TASK GOAL | Copy each line that contains the word "come".

RECORDS FOR THIS EXERCISE |

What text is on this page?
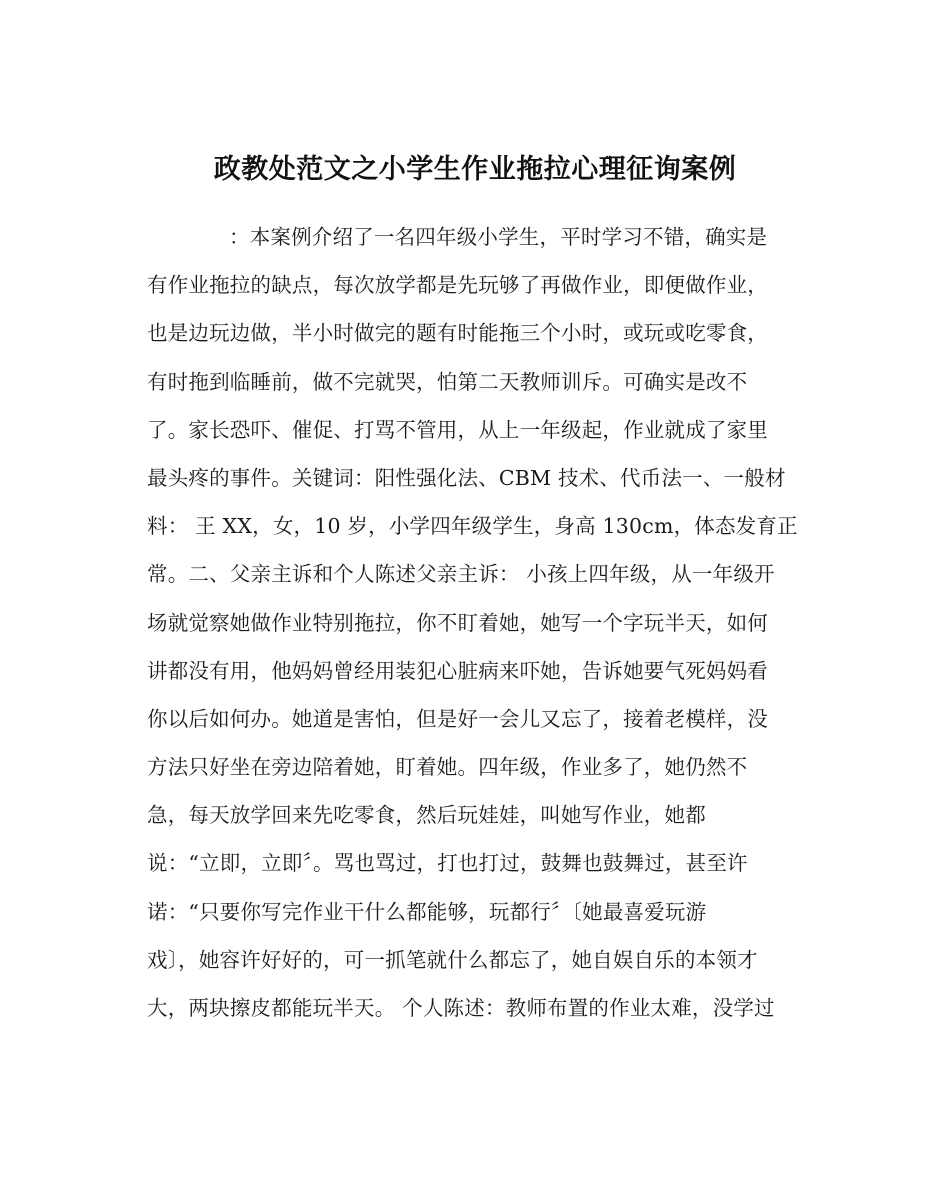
政教处范文之小学生作业拖拉心理征询案例
：本案例介绍了一名四年级小学生，平时学习不错，确实是
有作业拖拉的缺点，每次放学都是先玩够了再做作业，即便做作业，
也是边玩边做，半小时做完的题有时能拖三个小时，或玩或吃零食，
有时拖到临睡前，做不完就哭，怕第二天教师训斥。可确实是改不
了。家长恐吓、催促、打骂不管用，从上一年级起，作业就成了家里
最头疼的事件。关键词：阳性强化法、CBM 技术、代币法一、一般材
料： 王 XX，女，10 岁，小学四年级学生，身高 130cm，体态发育正
常。二、父亲主诉和个人陈述父亲主诉： 小孩上四年级，从一年级开
场就觉察她做作业特别拖拉，你不盯着她，她写一个字玩半天，如何
讲都没有用，他妈妈曾经用装犯心脏病来吓她，告诉她要气死妈妈看
你以后如何办。她道是害怕，但是好一会儿又忘了，接着老模样，没
方法只好坐在旁边陪着她，盯着她。四年级，作业多了，她仍然不
急，每天放学回来先吃零食，然后玩娃娃，叫她写作业，她都
说：“立即，立即〞。骂也骂过，打也打过，鼓舞也鼓舞过，甚至许
诺：“只要你写完作业干什么都能够，玩都行〞〔她最喜爱玩游
戏〕，她容许好好的，可一抓笔就什么都忘了，她自娱自乐的本领才
大，两块擦皮都能玩半天。 个人陈述：教师布置的作业太难，没学过
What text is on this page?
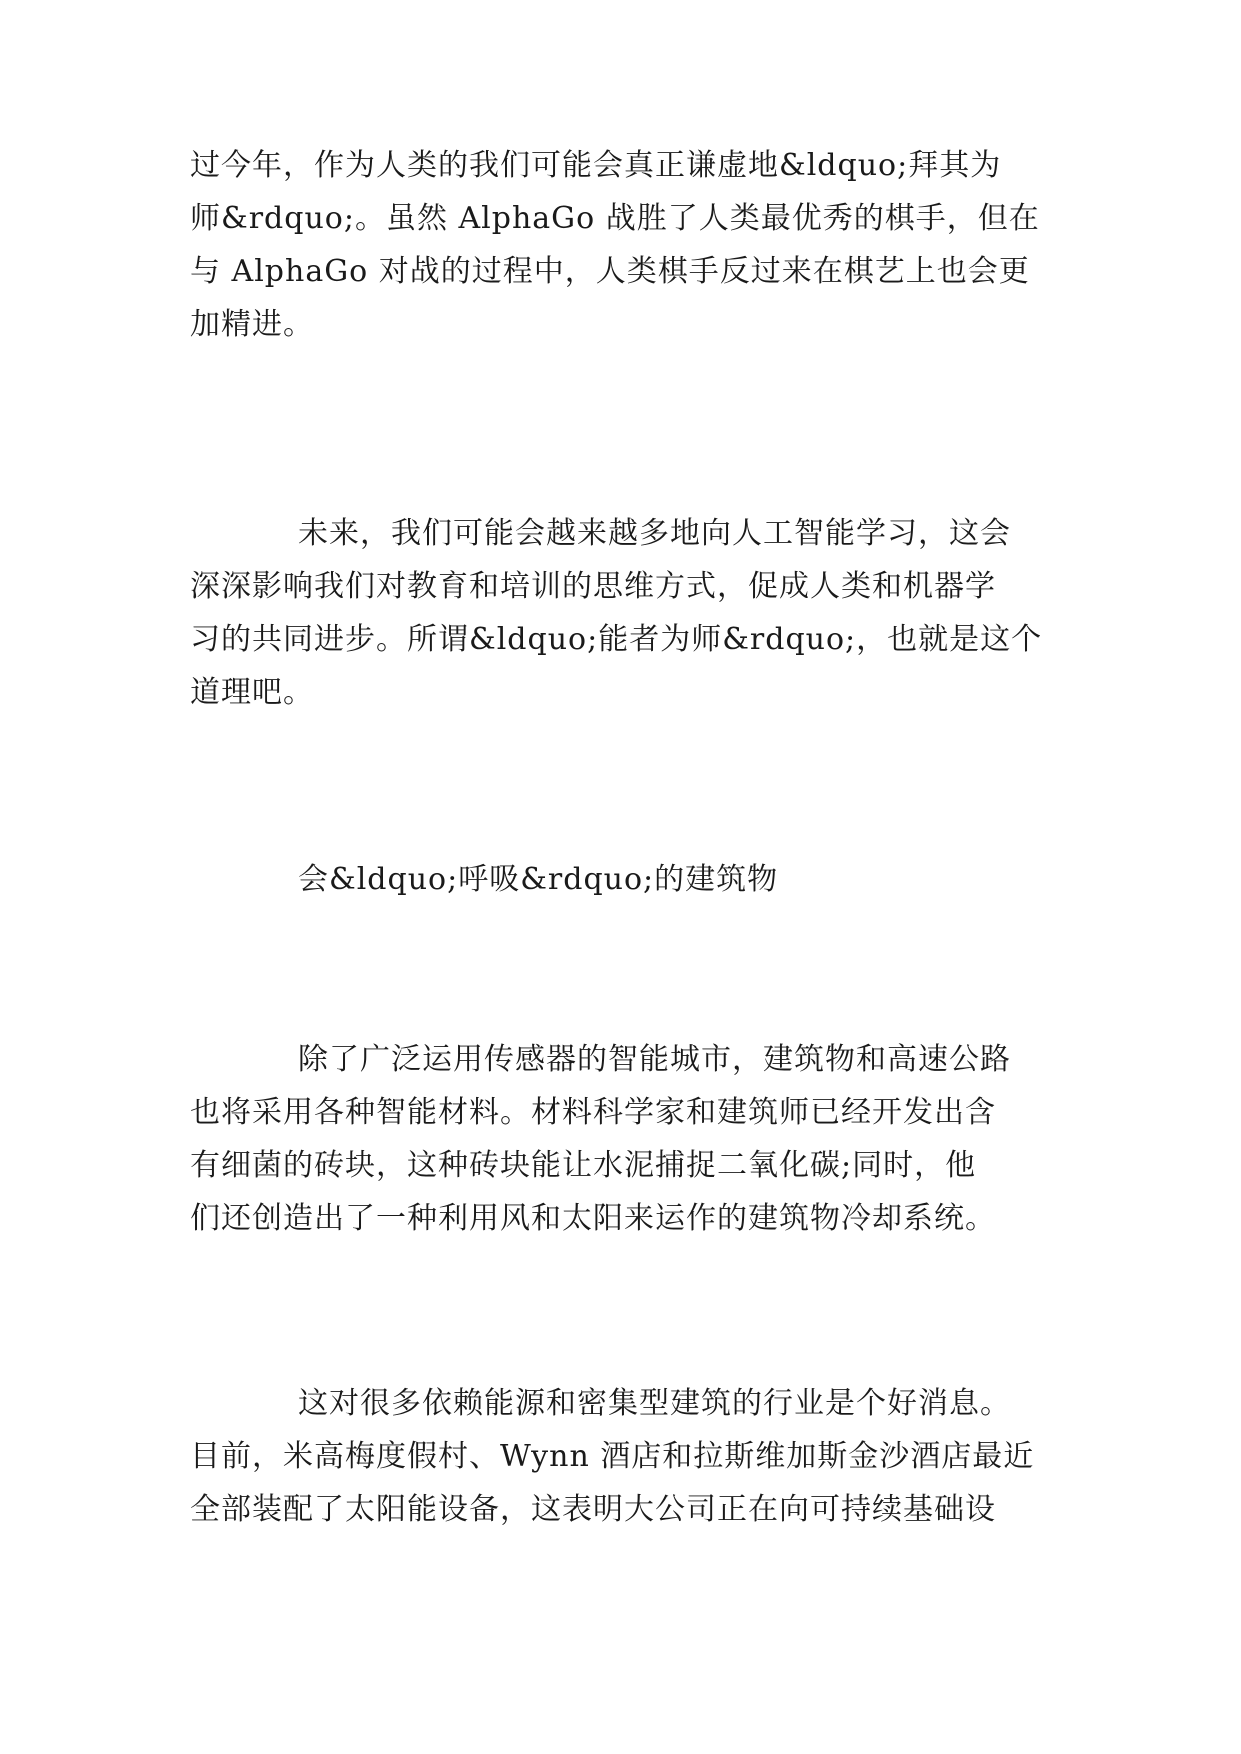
过今年，作为人类的我们可能会真正谦虚地&ldquo;拜其为
师&rdquo;。虽然 AlphaGo 战胜了人类最优秀的棋手，但在
与 AlphaGo 对战的过程中，人类棋手反过来在棋艺上也会更
加精进。
未来，我们可能会越来越多地向人工智能学习，这会
深深影响我们对教育和培训的思维方式，促成人类和机器学
习的共同进步。所谓&ldquo;能者为师&rdquo;，也就是这个
道理吧。
会&ldquo;呼吸&rdquo;的建筑物
除了广泛运用传感器的智能城市，建筑物和高速公路
也将采用各种智能材料。材料科学家和建筑师已经开发出含
有细菌的砖块，这种砖块能让水泥捕捉二氧化碳;同时，他
们还创造出了一种利用风和太阳来运作的建筑物冷却系统。
这对很多依赖能源和密集型建筑的行业是个好消息。
目前，米高梅度假村、Wynn 酒店和拉斯维加斯金沙酒店最近
全部装配了太阳能设备，这表明大公司正在向可持续基础设
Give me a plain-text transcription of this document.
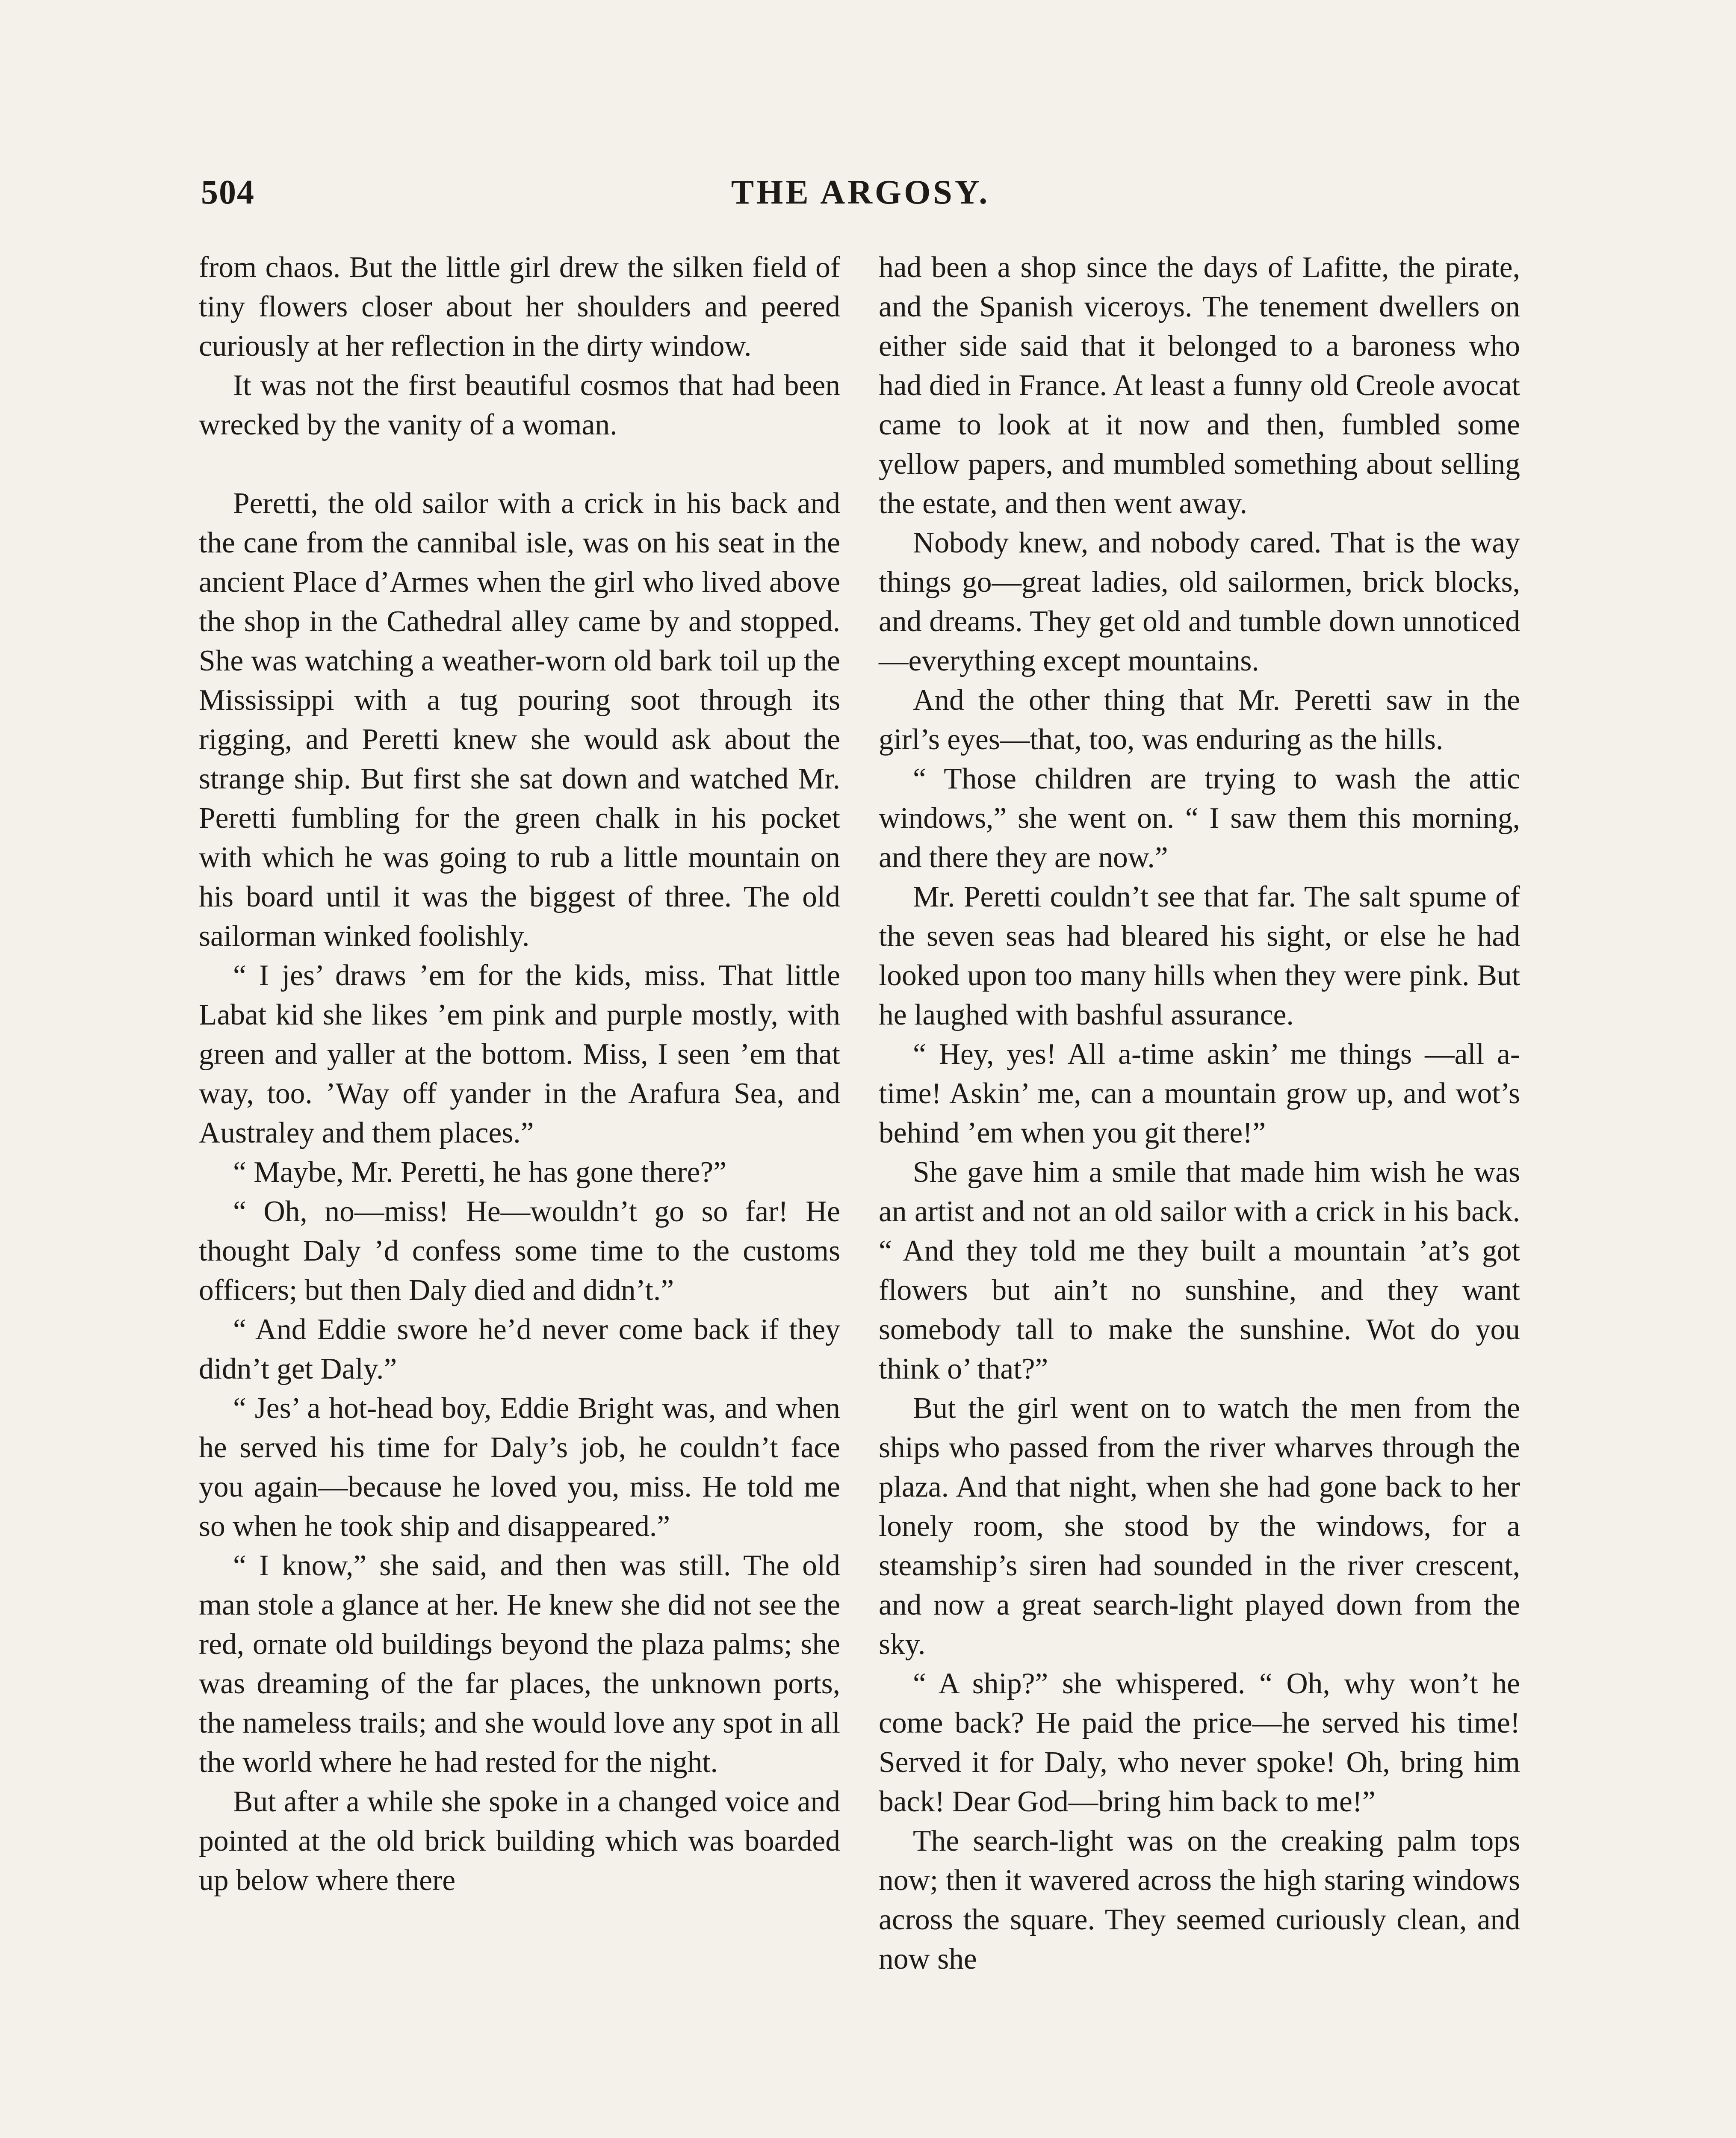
504	THE ARGOSY.

from chaos. But the little girl drew the silken field of tiny flowers closer about her shoulders and peered curiously at her reflection in the dirty window.

It was not the first beautiful cosmos that had been wrecked by the vanity of a woman.

Peretti, the old sailor with a crick in his back and the cane from the cannibal isle, was on his seat in the ancient Place d’Armes when the girl who lived above the shop in the Cathedral alley came by and stopped. She was watching a weather-worn old bark toil up the Mississippi with a tug pouring soot through its rigging, and Peretti knew she would ask about the strange ship. But first she sat down and watched Mr. Peretti fumbling for the green chalk in his pocket with which he was going to rub a little mountain on his board until it was the biggest of three. The old sailorman winked foolishly.

“ I jes’ draws ’em for the kids, miss. That little Labat kid she likes ’em pink and purple mostly, with green and yaller at the bottom. Miss, I seen ’em that way, too. ’Way off yander in the Arafura Sea, and Australey and them places.”

“ Maybe, Mr. Peretti, he has gone there?”

“ Oh, no—miss! He—wouldn’t go so far! He thought Daly ’d confess some time to the customs officers; but then Daly died and didn’t.”

“ And Eddie swore he’d never come back if they didn’t get Daly.”

“ Jes’ a hot-head boy, Eddie Bright was, and when he served his time for Daly’s job, he couldn’t face you again—because he loved you, miss. He told me so when he took ship and disappeared.”

“ I know,” she said, and then was still. The old man stole a glance at her. He knew she did not see the red, ornate old buildings beyond the plaza palms; she was dreaming of the far places, the unknown ports, the nameless trails; and she would love any spot in all the world where he had rested for the night.

But after a while she spoke in a changed voice and pointed at the old brick building which was boarded up below where there

had been a shop since the days of Lafitte, the pirate, and the Spanish viceroys. The tenement dwellers on either side said that it belonged to a baroness who had died in France. At least a funny old Creole avocat came to look at it now and then, fumbled some yellow papers, and mumbled something about selling the estate, and then went away.

Nobody knew, and nobody cared. That is the way things go—great ladies, old sailormen, brick blocks, and dreams. They get old and tumble down unnoticed—everything except mountains.

And the other thing that Mr. Peretti saw in the girl’s eyes—that, too, was enduring as the hills.

“ Those children are trying to wash the attic windows,” she went on. “ I saw them this morning, and there they are now.”

Mr. Peretti couldn’t see that far. The salt spume of the seven seas had bleared his sight, or else he had looked upon too many hills when they were pink. But he laughed with bashful assurance.

“ Hey, yes! All a-time askin’ me things —all a-time! Askin’ me, can a mountain grow up, and wot’s behind ’em when you git there!”

She gave him a smile that made him wish he was an artist and not an old sailor with a crick in his back. “ And they told me they built a mountain ’at’s got flowers but ain’t no sunshine, and they want somebody tall to make the sunshine. Wot do you think o’ that?”

But the girl went on to watch the men from the ships who passed from the river wharves through the plaza. And that night, when she had gone back to her lonely room, she stood by the windows, for a steamship’s siren had sounded in the river crescent, and now a great search-light played down from the sky.

“ A ship?” she whispered. “ Oh, why won’t he come back? He paid the price—he served his time! Served it for Daly, who never spoke! Oh, bring him back! Dear God—bring him back to me!”

The search-light was on the creaking palm tops now; then it wavered across the high staring windows across the square. They seemed curiously clean, and now she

WRITTEN RESPONSE |
“ And Eddie swore he’d never come back if they didn’t get Daly.”
“ A ship?” she whispered. “ Oh, why won’t he come back? He paid the price—he served his time! Served it for Daly, who never spoke! Oh, bring him back! Dear God—bring him back to me!”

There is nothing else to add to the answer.